» Written exercise
Tally how many lines hold the string "Системні". Your reply should be that number alone.

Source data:
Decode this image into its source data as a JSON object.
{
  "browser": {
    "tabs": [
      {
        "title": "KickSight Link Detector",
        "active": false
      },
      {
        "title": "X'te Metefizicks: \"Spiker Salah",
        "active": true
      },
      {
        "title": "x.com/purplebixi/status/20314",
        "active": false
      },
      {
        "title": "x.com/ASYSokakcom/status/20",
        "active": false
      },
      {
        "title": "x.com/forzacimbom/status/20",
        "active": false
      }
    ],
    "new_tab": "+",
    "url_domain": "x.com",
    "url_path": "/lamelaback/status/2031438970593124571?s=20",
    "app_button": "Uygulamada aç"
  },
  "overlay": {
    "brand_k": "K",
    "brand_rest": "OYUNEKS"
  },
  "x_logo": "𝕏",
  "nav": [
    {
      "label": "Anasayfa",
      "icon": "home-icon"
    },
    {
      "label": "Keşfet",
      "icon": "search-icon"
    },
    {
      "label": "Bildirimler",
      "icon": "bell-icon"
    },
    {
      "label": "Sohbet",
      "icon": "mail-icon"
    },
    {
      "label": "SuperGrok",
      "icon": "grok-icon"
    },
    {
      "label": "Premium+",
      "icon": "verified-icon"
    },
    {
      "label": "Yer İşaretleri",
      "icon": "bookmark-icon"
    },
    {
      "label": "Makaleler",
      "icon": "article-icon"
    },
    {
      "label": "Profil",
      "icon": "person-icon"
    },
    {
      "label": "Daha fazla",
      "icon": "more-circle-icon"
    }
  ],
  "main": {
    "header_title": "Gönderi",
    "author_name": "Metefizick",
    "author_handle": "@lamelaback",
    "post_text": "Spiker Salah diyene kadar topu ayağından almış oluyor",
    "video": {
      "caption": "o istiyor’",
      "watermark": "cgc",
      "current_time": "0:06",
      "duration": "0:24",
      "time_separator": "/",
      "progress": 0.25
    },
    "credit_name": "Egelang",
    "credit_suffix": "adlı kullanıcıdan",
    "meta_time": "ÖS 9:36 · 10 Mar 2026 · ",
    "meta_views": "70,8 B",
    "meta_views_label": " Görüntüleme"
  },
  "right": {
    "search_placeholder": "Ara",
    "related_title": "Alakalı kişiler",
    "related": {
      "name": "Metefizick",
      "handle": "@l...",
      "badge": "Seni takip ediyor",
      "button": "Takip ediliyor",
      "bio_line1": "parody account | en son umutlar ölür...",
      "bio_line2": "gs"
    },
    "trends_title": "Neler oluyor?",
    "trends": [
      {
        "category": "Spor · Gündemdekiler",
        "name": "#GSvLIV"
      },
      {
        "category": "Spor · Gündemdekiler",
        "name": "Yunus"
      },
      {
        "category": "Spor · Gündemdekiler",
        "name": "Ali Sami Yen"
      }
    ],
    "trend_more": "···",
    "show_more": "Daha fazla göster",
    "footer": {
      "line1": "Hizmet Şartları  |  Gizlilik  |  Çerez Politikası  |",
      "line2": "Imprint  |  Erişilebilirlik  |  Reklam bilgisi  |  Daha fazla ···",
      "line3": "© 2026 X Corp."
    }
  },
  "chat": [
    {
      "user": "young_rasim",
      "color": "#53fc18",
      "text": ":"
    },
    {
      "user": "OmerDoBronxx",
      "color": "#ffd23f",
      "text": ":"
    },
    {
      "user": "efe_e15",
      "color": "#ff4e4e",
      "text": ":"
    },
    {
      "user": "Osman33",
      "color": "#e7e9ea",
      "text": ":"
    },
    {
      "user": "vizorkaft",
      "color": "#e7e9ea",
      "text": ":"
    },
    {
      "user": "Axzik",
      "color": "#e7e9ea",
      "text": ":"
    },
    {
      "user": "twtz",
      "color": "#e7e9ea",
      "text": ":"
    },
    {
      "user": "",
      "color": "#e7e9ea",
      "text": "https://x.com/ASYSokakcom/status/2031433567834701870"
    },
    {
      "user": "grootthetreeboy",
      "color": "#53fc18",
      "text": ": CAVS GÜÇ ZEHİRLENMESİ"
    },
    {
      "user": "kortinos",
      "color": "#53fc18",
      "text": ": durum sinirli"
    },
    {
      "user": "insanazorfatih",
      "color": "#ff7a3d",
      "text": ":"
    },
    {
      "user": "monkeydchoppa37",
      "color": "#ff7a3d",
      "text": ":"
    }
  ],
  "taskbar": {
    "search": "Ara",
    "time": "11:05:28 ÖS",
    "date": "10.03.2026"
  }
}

---

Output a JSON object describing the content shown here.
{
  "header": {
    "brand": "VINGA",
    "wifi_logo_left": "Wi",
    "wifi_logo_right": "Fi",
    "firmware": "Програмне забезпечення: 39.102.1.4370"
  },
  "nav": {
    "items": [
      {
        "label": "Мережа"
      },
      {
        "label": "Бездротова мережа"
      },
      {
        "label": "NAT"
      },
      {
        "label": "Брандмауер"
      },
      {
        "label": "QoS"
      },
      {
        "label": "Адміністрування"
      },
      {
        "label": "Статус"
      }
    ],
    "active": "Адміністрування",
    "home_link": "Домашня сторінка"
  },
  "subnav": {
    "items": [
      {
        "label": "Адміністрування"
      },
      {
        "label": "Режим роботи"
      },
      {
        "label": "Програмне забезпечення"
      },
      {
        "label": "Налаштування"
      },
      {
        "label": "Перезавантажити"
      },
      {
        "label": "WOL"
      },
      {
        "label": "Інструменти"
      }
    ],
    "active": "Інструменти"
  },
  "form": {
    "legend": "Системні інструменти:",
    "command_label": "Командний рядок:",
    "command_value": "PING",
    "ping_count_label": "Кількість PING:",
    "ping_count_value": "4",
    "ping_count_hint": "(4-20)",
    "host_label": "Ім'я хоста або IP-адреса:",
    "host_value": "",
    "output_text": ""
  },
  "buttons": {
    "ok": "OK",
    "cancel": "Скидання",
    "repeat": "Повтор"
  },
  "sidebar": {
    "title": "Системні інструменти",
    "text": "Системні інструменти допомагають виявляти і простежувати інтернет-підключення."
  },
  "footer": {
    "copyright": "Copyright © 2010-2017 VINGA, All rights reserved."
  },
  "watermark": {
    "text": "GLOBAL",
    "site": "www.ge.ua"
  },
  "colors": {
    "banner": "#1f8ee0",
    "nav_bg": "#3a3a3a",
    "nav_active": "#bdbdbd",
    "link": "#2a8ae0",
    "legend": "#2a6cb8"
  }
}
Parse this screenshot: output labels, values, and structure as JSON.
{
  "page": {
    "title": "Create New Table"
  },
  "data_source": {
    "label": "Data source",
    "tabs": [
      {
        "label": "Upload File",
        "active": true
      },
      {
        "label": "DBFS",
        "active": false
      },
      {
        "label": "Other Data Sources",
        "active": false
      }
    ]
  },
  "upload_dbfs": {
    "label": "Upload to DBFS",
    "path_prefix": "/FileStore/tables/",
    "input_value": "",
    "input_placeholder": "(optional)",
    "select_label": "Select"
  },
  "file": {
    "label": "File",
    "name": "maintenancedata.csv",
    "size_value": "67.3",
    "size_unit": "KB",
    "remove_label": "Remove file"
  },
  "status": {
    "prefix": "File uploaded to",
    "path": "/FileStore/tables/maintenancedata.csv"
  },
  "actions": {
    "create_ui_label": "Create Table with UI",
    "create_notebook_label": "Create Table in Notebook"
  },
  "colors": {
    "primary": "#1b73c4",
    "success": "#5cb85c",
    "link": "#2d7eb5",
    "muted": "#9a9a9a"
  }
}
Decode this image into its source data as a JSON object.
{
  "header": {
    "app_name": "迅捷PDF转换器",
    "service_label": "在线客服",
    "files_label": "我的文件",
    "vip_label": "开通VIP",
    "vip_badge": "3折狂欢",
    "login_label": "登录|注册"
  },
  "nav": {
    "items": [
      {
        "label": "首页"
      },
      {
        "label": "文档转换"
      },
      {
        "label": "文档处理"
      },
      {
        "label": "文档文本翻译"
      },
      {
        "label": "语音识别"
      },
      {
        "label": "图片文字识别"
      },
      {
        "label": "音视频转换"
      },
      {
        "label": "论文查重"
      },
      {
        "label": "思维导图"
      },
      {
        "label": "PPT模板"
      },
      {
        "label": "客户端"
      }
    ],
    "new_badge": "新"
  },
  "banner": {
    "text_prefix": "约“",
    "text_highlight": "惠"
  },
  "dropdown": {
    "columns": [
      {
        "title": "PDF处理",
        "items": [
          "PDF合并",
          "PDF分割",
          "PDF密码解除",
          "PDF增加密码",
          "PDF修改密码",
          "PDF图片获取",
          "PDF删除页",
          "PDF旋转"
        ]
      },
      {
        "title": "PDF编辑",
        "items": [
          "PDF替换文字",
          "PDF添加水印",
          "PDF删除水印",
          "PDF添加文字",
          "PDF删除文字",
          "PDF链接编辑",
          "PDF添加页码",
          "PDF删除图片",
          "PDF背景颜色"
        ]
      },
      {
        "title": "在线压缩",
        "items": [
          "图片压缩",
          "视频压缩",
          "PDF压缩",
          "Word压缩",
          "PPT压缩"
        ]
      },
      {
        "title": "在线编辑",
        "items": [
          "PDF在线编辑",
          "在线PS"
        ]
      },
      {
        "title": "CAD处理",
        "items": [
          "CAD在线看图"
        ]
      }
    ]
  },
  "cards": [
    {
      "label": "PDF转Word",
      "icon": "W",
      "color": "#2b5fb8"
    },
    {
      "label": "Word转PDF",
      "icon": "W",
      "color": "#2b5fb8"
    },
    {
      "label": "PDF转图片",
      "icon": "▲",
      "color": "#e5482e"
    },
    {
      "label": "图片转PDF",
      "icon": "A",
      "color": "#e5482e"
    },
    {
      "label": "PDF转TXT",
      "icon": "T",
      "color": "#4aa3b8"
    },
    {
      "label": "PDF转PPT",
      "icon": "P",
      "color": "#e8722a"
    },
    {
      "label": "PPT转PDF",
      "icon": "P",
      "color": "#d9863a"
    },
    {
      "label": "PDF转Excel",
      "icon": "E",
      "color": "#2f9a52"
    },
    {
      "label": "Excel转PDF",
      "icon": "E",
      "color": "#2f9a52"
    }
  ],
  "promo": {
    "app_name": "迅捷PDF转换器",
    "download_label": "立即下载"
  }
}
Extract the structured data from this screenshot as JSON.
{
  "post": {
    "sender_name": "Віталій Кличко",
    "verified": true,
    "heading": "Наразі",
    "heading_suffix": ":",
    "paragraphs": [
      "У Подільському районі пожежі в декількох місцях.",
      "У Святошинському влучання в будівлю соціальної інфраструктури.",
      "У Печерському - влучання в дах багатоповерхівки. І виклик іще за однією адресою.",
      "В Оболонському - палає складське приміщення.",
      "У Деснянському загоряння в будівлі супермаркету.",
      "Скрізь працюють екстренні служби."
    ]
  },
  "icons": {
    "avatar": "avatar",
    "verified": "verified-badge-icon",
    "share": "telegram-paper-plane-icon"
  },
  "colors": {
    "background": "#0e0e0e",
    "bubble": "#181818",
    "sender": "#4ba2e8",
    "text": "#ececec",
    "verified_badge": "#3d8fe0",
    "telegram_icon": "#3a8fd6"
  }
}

» Written reply
3